*TASK REQUIREMENTS*: Using the coral reef text, explain in one to three sentences why coral cover was much sparser in the reef zones around the atoll that had less moving water.

Oceans also absorb more carbon dioxide as temperatures rise, and when this happens, corals are less able to extract calcium carbonate from the water – a mineral they need to form and strengthen their skeletons. As a result, they suffer from stunted growth and may even start to dissolve.
The reefs that did best over time – those showing the highest level of live coral cover – were the ones that received an ample flow of cooler water from the ocean further offshore. The team found that both waves and tides in nearby waters drive the flow rate around these high-performing reefs, with waves being the most significant factor.
“High temperature is very stressful to corals,” Rogers said. “If there’s not enough exchange of water from the open ocean, those areas do not do well.”
Not surprisingly, in reef zones around the atoll that had less moving water, coral cover was much sparser, since there was little cool inflow to offset rising water temperatures.
The researchers also found that coral health suffered when there was high wave stress around the outer edges of reefs – heavy pounding that inflicts physical damage. High wave stress may become more common as climate change proceeds and sea levels rise. Conversely, protected reefs subject to less intense pounding had higher levels of healthy coral cover.
Rogers’ study suggests how coral die-offs in other, similar reefs may proceed if global ocean temperatures continue to rise. A 2016 U.S. government-funded study reports that oceans are already warming worldwide at an unprecedented rate. If this trend continues, more coral reefs will sicken or die, threatening fisheries in coastal areas and throwing undersea ecosystems off balance.
Reefs in stagnating water zones and those exposed to heavy wave pounding may be among the first to go. “Areas of the reef that are not stressed will suddenly become stressed,” Rogers said. Corals can withstand brief water temperature fluctuations, he added, but their resistance wanes when average temperatures remain high for weeks or months at a time, as they do in areas with low ocean inflow. “What really seems to affect corals are these long-term temperature changes. They create an environment where it’s difficult for the corals to thrive,” he said.
While the prognosis may be grim, Rogers’ findings also suggest practical strategies to salvage as many reefs as possible. “At a local reef scale, we could look at promoting flow in some areas,” he said, though he cautioned that such interventions would have to be vetted carefully to avoid unintended adverse consequences.
But in a warming world, certain reefs may be so severely stressed that they would be unlikely to survive even with help. He suggests that limited conservation funding is best directed to reefs with high ocean inflow, which still have a fighting chance.
“The reefs [with] a better chance of survival are the ones that have a better connection to offshore ocean waters,” he said. “It would be helpful to say, ‘These areas of the reef are going to do better under climate change, so let’s focus our conservation efforts [there].’”
Stanford co-authors with Rogers on the article, “Thermodynamics and hydrodynamics in an atoll reef system and their influence on coral cover,” are Stephen Monismith, David Koweek, Walter Torres and Robert Dunbar.

*DATA SECTION*:
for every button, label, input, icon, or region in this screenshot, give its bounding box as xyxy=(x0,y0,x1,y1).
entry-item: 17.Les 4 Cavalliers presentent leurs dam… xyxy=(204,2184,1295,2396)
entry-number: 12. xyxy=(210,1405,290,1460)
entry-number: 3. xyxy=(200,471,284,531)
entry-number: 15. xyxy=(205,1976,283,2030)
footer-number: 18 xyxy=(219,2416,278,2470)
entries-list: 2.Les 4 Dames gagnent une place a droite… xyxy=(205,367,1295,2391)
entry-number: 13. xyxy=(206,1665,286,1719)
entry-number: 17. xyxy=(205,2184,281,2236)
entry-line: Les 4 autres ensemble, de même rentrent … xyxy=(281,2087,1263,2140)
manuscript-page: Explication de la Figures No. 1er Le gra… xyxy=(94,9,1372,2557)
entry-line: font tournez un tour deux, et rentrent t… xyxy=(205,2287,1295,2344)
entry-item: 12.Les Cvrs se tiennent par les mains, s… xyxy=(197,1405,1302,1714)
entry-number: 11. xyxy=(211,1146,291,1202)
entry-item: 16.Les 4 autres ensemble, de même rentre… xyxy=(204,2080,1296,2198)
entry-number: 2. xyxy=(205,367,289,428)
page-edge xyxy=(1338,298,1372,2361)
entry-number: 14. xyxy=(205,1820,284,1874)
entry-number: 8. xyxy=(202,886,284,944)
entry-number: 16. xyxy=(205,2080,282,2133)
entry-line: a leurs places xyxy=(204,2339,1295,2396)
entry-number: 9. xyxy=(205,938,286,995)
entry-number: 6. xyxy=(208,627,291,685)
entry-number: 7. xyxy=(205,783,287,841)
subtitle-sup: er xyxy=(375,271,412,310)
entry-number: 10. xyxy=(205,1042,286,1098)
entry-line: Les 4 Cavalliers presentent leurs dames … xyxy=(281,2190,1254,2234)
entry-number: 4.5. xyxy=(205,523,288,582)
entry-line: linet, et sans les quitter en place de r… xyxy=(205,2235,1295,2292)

*ANSWER SECTION*: Those zones received little cool inflow from the ocean further offshore, so nothing offset the rising water temperatures. Corals can withstand brief temperature swings, but their resistance wanes when average temperatures stay high for weeks or months, as they do in areas with low ocean inflow.